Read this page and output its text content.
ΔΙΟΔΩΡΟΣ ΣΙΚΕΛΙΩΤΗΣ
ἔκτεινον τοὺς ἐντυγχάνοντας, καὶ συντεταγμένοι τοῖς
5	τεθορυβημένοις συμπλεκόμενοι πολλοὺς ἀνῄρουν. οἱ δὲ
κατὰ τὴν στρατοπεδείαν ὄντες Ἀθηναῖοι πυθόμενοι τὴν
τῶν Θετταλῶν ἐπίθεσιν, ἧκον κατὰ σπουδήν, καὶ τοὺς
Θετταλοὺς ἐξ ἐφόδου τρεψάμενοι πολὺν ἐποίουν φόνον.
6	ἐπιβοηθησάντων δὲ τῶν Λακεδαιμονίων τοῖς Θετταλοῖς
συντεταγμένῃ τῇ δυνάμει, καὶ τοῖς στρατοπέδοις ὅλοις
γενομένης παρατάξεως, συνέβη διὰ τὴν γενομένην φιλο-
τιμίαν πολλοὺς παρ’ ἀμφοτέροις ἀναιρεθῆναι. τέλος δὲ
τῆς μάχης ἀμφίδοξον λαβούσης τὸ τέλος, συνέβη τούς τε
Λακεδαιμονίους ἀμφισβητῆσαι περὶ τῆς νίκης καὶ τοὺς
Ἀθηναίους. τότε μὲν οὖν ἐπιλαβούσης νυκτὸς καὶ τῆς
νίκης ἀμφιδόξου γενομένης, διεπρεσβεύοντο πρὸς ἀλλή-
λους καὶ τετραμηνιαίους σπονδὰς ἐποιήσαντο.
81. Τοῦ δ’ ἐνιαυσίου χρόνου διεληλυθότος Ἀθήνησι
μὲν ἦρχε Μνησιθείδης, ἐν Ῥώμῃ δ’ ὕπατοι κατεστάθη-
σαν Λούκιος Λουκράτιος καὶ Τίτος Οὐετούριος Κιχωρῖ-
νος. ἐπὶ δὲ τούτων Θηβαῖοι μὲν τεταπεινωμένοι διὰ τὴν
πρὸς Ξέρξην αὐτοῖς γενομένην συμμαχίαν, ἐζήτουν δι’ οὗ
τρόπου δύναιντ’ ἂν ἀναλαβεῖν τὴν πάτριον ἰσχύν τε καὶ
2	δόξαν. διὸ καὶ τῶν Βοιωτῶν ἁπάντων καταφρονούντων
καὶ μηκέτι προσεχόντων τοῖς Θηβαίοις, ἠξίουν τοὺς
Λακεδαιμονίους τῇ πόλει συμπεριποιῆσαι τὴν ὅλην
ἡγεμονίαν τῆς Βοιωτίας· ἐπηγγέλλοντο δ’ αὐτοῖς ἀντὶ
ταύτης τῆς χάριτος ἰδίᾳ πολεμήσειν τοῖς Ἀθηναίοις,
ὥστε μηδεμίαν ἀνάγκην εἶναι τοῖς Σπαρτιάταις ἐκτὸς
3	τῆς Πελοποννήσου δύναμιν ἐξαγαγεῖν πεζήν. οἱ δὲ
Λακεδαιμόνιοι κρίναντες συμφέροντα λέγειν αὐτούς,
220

## EXERCISE TASK
Copy down every line of the entries containing the word "αὐτοῖς".

## REPLY TO THE EXERCISE
πρὸς Ξέρξην αὐτοῖς γενομένην συμμαχίαν, ἐζήτουν δι’ οὗ
ἡγεμονίαν τῆς Βοιωτίας· ἐπηγγέλλοντο δ’ αὐτοῖς ἀντὶ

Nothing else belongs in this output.